[Stated exercise]: Lay out the lines below as a JSON list of strings, one string per line and no blank lines. Include only the lines from the first one through the line containing "1612, 621, 1777]".

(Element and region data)
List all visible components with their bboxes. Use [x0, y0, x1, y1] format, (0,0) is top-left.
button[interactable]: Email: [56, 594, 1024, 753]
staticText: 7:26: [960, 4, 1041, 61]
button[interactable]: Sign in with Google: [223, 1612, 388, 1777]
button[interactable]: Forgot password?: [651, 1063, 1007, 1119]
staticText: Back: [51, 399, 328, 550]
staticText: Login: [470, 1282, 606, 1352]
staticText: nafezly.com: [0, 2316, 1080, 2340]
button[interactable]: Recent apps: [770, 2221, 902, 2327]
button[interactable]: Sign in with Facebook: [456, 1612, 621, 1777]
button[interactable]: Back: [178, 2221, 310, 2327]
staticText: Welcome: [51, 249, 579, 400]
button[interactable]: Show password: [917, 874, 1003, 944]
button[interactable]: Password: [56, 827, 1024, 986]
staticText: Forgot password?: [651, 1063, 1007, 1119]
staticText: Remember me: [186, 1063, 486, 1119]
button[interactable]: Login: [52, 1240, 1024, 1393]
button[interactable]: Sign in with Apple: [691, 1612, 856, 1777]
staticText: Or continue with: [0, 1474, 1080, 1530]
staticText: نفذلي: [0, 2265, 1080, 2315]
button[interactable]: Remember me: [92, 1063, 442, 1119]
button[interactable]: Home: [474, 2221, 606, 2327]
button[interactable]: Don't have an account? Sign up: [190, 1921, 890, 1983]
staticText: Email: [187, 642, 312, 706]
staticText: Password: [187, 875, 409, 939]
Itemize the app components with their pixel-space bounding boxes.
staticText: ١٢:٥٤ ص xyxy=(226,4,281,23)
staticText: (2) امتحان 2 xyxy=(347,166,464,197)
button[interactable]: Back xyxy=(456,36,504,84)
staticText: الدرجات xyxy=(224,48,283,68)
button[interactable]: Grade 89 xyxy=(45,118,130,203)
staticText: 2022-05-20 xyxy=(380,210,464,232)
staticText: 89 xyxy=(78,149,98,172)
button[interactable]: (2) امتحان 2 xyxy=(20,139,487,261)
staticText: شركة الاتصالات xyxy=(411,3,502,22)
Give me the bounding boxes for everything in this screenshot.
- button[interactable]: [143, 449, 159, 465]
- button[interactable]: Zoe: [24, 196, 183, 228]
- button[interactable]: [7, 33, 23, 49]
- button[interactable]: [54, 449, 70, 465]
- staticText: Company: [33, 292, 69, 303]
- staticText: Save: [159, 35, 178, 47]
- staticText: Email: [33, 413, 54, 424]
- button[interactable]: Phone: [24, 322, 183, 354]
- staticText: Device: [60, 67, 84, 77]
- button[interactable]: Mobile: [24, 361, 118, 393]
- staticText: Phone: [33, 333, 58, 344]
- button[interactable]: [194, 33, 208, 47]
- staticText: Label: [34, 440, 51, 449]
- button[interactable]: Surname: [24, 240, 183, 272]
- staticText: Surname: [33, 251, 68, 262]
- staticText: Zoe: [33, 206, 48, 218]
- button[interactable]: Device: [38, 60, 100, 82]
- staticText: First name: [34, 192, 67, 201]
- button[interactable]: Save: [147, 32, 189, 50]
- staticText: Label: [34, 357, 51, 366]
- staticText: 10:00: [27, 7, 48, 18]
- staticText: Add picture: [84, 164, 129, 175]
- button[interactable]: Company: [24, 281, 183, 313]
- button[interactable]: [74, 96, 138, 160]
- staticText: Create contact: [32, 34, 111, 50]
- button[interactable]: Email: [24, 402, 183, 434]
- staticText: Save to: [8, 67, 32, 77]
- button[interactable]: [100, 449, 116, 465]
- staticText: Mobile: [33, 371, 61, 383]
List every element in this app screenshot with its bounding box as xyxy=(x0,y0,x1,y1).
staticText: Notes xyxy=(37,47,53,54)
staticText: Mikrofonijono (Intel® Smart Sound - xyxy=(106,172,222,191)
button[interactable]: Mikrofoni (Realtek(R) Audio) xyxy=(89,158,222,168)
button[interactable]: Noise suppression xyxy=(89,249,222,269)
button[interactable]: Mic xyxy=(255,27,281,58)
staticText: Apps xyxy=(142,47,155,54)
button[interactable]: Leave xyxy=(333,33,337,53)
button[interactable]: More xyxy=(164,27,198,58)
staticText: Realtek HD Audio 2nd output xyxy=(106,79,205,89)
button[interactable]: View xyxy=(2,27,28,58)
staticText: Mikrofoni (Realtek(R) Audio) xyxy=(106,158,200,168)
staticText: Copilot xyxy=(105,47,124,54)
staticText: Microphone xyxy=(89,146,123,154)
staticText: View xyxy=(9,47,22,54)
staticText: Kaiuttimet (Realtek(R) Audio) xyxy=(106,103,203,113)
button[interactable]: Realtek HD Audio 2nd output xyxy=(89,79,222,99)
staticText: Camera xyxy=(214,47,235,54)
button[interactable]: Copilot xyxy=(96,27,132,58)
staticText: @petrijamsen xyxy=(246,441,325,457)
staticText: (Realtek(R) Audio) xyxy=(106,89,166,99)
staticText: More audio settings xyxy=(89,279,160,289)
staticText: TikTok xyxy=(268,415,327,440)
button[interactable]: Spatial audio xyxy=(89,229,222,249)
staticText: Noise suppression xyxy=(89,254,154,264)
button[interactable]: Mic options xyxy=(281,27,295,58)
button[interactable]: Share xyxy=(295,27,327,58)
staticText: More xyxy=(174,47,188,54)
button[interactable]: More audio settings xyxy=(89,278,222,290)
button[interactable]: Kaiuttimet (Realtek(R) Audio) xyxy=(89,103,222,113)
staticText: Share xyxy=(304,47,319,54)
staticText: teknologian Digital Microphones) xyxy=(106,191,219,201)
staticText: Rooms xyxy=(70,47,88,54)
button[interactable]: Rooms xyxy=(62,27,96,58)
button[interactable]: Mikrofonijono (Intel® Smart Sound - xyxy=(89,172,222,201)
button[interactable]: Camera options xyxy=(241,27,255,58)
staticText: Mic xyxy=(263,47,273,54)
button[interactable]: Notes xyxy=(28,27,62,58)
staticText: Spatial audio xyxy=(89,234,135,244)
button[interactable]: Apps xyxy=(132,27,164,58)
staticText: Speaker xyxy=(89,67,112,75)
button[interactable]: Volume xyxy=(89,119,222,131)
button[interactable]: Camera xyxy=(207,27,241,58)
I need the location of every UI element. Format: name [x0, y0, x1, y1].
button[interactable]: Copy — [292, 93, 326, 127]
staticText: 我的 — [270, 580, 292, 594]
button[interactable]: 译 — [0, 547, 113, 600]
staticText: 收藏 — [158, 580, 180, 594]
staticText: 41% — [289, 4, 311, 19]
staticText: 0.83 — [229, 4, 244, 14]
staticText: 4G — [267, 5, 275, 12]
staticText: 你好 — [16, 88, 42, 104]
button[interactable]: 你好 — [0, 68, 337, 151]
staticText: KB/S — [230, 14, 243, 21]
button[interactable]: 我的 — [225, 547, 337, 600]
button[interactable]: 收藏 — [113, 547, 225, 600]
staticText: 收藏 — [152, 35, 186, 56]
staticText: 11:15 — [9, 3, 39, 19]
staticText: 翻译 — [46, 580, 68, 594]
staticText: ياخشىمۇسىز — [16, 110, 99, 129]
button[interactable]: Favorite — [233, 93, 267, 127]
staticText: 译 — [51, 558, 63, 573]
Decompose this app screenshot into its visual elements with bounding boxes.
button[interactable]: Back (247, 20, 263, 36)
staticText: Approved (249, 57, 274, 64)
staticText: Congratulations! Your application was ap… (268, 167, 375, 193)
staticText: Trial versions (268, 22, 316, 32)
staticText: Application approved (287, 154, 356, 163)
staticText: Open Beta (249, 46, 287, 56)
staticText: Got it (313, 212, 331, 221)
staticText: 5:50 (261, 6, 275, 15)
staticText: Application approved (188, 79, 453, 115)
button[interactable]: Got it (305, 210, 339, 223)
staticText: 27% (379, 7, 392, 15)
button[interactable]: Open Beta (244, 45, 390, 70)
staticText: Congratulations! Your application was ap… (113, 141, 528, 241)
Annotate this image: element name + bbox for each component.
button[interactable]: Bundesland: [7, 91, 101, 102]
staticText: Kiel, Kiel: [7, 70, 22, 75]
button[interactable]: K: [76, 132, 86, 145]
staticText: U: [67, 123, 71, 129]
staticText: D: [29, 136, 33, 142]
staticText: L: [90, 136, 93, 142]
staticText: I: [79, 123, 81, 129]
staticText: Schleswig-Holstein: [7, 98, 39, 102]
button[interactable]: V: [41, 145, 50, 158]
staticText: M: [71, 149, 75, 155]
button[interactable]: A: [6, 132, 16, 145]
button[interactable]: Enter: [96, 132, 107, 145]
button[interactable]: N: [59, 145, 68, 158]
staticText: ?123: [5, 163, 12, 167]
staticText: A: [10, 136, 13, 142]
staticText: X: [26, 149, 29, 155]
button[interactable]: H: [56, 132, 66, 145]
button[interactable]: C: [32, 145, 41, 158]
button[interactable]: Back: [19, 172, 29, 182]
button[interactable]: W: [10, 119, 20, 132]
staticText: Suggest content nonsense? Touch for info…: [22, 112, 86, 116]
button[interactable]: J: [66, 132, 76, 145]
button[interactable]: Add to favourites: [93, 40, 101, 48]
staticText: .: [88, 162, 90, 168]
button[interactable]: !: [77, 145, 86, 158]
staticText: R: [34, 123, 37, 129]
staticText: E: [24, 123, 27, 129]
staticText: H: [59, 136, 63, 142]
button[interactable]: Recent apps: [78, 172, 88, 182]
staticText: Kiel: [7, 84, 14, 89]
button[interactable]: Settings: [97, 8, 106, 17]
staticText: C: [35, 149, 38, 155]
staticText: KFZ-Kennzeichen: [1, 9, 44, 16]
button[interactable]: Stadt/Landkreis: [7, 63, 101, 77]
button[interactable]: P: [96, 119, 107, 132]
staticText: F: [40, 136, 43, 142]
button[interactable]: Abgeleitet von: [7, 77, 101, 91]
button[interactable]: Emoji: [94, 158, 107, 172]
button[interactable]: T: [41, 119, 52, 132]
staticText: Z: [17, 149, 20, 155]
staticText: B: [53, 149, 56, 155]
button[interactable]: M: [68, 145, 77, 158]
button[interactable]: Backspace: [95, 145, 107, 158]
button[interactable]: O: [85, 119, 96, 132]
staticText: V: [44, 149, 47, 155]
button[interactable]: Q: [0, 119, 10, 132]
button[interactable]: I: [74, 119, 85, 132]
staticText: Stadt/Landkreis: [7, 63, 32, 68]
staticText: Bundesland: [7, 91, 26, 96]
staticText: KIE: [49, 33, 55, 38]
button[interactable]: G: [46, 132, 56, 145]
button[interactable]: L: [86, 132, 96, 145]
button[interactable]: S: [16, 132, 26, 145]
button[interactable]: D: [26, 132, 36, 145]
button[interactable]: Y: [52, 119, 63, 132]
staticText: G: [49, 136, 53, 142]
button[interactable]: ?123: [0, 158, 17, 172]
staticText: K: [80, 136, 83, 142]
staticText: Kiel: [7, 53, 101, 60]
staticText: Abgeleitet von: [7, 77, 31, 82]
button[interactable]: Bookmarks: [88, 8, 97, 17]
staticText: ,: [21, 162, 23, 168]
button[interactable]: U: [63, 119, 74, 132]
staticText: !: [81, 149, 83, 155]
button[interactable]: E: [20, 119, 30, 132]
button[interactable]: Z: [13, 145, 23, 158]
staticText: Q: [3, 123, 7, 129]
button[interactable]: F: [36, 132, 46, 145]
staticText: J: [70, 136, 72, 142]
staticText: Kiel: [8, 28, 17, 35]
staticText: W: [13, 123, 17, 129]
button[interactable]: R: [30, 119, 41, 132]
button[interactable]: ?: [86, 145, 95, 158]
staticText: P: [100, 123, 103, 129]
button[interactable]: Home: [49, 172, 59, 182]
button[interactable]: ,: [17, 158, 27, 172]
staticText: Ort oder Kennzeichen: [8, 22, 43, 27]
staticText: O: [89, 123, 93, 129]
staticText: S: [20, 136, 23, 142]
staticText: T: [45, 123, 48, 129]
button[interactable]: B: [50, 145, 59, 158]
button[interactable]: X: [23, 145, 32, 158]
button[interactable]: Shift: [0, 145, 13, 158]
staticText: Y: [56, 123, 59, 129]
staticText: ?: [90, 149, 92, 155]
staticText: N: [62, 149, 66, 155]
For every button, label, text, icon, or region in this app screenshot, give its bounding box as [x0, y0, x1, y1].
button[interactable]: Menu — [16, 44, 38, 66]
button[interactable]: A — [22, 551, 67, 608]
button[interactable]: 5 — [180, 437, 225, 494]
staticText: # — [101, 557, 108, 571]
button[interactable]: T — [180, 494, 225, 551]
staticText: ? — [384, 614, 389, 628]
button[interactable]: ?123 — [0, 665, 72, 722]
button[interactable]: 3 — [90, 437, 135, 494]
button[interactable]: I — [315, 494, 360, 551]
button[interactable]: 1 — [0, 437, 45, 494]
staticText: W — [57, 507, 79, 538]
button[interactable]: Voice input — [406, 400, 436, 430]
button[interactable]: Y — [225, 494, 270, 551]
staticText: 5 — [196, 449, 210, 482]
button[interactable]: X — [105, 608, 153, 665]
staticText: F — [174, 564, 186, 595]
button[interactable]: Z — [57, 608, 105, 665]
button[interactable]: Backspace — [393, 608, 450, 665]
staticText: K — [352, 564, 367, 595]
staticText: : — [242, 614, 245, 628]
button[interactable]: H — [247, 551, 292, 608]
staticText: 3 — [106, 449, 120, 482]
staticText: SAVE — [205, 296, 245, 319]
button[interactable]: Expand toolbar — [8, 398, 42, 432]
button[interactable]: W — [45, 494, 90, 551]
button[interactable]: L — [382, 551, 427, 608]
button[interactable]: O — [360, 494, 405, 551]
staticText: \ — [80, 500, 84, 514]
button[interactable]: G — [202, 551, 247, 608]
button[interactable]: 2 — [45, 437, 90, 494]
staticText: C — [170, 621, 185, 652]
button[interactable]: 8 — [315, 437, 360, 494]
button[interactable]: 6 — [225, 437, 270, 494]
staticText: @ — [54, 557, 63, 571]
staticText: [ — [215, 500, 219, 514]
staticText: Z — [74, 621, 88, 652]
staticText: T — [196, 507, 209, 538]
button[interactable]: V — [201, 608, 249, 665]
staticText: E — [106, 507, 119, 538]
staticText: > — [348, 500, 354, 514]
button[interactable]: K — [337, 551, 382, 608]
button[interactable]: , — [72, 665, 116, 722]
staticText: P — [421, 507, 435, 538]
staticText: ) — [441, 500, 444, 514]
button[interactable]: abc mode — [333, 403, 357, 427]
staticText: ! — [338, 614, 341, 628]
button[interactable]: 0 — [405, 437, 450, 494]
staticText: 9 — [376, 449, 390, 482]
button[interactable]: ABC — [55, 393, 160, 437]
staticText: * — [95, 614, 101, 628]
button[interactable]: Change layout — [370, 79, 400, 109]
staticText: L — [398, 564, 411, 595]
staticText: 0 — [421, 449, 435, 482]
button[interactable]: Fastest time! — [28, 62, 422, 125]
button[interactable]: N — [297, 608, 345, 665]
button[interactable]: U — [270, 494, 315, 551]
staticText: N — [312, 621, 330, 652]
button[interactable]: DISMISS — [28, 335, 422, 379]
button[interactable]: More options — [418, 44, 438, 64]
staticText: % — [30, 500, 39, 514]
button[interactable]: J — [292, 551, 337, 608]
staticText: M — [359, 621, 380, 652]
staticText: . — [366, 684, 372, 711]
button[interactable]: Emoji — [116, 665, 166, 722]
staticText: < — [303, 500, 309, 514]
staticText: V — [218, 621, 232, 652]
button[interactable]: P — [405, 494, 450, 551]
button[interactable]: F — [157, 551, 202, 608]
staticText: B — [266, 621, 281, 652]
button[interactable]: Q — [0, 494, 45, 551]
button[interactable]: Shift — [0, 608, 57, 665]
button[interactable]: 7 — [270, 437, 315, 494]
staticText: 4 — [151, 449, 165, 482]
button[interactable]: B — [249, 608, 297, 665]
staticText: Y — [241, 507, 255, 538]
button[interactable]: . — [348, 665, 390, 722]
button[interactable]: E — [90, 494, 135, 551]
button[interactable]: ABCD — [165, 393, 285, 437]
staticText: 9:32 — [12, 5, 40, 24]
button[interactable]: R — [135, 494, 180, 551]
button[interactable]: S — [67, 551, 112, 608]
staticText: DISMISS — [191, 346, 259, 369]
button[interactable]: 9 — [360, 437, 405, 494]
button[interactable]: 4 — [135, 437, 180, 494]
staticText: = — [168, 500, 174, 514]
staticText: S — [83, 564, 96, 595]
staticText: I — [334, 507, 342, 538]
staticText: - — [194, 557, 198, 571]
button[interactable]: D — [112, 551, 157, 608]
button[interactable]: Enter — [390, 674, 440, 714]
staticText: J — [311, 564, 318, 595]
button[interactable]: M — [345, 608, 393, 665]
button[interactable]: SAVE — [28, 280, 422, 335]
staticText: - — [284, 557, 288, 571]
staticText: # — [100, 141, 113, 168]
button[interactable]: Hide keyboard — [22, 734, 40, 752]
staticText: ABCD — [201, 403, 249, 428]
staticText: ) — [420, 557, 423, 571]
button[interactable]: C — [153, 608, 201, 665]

[Final result]:
[
  "List all visible components with their bboxes. Use [x0, y0, x1, y1] format, (0,0) is top-left.",
  "button[interactable]: Email: [56, 594, 1024, 753]",
  "staticText: 7:26: [960, 4, 1041, 61]",
  "button[interactable]: Sign in with Google: [223, 1612, 388, 1777]",
  "button[interactable]: Forgot password?: [651, 1063, 1007, 1119]",
  "staticText: Back: [51, 399, 328, 550]",
  "staticText: Login: [470, 1282, 606, 1352]",
  "staticText: nafezly.com: [0, 2316, 1080, 2340]",
  "button[interactable]: Recent apps: [770, 2221, 902, 2327]",
  "button[interactable]: Sign in with Facebook: [456, 1612, 621, 1777]"
]